* OBJECTIVE *
Every line of the material is to be repeated exactly as it stands.

** start ITEMS **

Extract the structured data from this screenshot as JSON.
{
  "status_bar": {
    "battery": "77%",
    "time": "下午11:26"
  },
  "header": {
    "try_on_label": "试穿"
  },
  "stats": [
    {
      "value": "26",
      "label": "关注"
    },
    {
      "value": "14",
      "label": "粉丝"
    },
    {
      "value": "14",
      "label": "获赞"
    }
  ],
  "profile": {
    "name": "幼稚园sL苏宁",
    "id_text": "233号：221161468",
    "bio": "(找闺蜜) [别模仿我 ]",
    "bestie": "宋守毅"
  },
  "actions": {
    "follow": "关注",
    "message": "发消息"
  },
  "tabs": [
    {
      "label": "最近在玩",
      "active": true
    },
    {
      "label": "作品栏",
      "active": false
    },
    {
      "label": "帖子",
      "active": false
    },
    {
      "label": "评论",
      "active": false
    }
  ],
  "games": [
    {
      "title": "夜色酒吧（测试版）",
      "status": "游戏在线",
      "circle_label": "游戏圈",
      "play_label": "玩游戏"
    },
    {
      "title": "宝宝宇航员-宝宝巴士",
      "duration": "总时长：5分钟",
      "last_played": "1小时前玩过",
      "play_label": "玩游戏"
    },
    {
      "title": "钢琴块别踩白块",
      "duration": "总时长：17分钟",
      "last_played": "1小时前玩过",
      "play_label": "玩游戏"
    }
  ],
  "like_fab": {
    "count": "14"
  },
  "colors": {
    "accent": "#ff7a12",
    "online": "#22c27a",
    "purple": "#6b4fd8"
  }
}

** end ITEMS **

* FINAL RESULT *
Extract the structured data from this screenshot as JSON.
{
  "status_bar": {
    "battery": "77%",
    "time": "下午11:26"
  },
  "header": {
    "try_on_label": "试穿"
  },
  "stats": [
    {
      "value": "26",
      "label": "关注"
    },
    {
      "value": "14",
      "label": "粉丝"
    },
    {
      "value": "14",
      "label": "获赞"
    }
  ],
  "profile": {
    "name": "幼稚园sL苏宁",
    "id_text": "233号：221161468",
    "bio": "(找闺蜜) [别模仿我 ]",
    "bestie": "宋守毅"
  },
  "actions": {
    "follow": "关注",
    "message": "发消息"
  },
  "tabs": [
    {
      "label": "最近在玩",
      "active": true
    },
    {
      "label": "作品栏",
      "active": false
    },
    {
      "label": "帖子",
      "active": false
    },
    {
      "label": "评论",
      "active": false
    }
  ],
  "games": [
    {
      "title": "夜色酒吧（测试版）",
      "status": "游戏在线",
      "circle_label": "游戏圈",
      "play_label": "玩游戏"
    },
    {
      "title": "宝宝宇航员-宝宝巴士",
      "duration": "总时长：5分钟",
      "last_played": "1小时前玩过",
      "play_label": "玩游戏"
    },
    {
      "title": "钢琴块别踩白块",
      "duration": "总时长：17分钟",
      "last_played": "1小时前玩过",
      "play_label": "玩游戏"
    }
  ],
  "like_fab": {
    "count": "14"
  },
  "colors": {
    "accent": "#ff7a12",
    "online": "#22c27a",
    "purple": "#6b4fd8"
  }
}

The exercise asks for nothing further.